## What to produce
Copy out each line containing "image" from the entries below.

☆ ☆ ☆ ☆ ☆ ☆ ☆

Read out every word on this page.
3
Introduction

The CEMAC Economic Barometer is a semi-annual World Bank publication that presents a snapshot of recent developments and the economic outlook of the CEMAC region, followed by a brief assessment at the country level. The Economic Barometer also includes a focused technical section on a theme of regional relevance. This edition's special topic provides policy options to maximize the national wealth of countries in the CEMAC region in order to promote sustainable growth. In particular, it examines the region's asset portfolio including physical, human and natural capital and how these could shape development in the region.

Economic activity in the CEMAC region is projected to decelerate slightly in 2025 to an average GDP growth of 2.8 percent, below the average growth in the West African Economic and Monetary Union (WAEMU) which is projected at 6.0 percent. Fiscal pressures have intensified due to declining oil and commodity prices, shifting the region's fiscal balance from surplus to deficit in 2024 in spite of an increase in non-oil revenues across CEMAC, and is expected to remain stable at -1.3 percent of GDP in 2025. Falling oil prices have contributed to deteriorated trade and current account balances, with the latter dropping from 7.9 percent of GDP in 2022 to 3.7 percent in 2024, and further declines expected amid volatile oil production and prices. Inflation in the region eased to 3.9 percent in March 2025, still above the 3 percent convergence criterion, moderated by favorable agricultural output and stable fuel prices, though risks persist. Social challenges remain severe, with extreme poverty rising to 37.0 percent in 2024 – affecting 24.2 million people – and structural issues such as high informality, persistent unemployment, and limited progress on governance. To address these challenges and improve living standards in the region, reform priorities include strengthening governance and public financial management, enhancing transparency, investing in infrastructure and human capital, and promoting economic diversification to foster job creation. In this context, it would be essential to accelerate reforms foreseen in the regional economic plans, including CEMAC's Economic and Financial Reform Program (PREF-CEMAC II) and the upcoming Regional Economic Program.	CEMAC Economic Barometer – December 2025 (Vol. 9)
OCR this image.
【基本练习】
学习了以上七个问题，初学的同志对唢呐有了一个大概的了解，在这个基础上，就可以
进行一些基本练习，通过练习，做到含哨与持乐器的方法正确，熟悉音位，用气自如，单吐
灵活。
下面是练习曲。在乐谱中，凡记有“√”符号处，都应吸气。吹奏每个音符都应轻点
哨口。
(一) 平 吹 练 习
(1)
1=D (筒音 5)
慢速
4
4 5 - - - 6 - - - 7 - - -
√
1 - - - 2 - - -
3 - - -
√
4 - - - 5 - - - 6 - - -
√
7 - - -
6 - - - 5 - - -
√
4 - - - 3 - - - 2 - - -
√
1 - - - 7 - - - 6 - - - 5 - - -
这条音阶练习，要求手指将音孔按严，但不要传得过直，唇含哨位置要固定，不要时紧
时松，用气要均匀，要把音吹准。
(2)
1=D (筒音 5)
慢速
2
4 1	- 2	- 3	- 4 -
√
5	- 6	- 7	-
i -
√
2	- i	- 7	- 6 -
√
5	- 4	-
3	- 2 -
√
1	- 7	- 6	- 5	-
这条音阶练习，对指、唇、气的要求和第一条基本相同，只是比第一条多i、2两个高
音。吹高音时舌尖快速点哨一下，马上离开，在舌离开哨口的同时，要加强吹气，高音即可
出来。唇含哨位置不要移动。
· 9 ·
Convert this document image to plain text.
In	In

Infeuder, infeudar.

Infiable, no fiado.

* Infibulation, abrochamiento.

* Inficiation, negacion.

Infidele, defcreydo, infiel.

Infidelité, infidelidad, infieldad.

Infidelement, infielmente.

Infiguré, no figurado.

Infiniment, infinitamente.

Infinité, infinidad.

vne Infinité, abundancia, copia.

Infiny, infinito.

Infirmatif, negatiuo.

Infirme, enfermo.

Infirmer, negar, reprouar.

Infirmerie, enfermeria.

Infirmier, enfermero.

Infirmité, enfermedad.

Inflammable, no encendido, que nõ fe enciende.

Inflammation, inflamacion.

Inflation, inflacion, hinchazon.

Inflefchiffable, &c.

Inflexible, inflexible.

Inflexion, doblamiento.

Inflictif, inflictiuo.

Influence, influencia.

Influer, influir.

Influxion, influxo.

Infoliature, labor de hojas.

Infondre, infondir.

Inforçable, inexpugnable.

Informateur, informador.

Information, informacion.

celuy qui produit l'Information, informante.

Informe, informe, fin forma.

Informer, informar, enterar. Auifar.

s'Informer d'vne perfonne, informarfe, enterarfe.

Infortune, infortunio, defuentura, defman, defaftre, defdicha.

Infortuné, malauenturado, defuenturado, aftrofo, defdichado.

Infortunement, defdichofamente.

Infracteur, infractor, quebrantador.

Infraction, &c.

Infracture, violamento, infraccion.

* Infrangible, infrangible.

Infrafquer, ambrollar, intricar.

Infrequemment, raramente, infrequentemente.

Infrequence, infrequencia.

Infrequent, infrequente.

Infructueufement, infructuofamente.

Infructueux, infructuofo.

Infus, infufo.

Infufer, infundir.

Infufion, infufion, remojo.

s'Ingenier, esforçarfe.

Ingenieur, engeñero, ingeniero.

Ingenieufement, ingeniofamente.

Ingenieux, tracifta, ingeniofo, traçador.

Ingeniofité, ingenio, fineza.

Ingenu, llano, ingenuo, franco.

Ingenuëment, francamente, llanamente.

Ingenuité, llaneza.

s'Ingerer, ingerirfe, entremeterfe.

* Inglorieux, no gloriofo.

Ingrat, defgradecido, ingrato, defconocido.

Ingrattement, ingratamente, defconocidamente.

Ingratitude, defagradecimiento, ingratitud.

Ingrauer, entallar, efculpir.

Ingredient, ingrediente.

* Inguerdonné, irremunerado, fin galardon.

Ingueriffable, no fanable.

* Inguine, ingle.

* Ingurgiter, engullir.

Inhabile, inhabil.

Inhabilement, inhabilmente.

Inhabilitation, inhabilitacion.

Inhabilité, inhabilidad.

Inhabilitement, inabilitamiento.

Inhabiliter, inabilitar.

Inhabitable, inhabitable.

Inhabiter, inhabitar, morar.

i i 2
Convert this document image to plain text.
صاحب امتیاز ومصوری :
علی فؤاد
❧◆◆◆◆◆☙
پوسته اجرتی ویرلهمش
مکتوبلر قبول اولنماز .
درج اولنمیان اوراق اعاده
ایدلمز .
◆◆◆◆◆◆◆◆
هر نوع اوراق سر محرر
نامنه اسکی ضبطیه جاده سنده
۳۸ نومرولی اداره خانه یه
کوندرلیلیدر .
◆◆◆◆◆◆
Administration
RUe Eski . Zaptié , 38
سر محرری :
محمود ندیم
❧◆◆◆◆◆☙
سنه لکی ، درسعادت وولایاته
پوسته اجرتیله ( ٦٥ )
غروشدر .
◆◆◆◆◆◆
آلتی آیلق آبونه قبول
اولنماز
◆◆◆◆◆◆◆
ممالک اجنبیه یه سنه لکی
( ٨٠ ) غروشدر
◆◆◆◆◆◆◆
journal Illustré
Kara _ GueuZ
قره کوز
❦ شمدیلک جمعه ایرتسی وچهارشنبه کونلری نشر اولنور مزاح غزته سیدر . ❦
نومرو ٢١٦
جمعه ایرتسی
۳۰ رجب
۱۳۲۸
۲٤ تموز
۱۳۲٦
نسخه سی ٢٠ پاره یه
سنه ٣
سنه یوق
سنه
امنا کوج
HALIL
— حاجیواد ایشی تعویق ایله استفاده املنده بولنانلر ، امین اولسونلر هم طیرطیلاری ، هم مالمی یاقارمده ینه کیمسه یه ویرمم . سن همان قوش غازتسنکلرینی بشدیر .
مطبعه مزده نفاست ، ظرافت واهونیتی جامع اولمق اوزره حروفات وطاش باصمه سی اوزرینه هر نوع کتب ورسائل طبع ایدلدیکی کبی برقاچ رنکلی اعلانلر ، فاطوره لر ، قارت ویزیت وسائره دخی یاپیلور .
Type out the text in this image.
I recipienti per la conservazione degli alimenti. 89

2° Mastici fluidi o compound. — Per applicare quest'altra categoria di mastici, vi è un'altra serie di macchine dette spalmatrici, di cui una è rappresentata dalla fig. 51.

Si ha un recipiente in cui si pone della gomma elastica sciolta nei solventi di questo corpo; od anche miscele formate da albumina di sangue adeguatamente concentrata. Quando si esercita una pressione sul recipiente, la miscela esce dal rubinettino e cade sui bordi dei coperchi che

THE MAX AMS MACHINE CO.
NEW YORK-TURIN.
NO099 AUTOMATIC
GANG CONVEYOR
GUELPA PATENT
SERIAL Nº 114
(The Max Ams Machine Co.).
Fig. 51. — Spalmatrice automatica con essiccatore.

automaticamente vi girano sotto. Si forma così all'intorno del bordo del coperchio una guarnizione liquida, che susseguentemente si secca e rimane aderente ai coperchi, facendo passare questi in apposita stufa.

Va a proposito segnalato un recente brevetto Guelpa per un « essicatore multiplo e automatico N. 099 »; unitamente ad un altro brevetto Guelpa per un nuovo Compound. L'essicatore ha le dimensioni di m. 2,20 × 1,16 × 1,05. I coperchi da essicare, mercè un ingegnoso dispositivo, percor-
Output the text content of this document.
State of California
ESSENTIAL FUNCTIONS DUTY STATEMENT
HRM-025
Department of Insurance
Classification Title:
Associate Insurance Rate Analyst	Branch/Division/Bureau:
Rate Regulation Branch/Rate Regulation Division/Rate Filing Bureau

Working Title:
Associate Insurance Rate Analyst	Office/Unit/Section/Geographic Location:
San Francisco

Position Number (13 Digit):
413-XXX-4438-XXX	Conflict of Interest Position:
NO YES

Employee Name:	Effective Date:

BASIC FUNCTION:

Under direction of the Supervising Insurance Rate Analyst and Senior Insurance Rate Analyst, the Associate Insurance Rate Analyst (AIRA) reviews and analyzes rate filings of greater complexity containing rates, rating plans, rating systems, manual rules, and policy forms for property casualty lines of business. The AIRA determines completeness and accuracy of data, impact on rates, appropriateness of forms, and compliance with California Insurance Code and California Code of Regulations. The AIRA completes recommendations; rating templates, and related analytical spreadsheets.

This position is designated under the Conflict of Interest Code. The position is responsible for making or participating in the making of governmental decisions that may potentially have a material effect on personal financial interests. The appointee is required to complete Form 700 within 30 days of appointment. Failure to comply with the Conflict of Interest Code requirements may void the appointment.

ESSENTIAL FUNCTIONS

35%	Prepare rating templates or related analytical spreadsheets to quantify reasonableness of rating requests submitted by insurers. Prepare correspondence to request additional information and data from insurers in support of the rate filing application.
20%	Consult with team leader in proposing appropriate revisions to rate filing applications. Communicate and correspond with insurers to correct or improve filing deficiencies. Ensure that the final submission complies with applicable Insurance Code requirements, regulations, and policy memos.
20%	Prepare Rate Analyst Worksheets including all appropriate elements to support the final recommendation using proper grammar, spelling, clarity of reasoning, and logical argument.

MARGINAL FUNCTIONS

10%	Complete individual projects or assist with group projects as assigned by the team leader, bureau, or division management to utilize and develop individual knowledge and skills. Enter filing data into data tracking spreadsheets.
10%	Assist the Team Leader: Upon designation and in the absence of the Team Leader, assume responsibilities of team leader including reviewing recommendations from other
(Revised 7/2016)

☆ ☆ ☆ ☆ ☆ ☆ ☆

## Answer to this problem
OCR this image.
Convert this document image to plain text.
Convert this document image to plain text.
Type out the text in this image.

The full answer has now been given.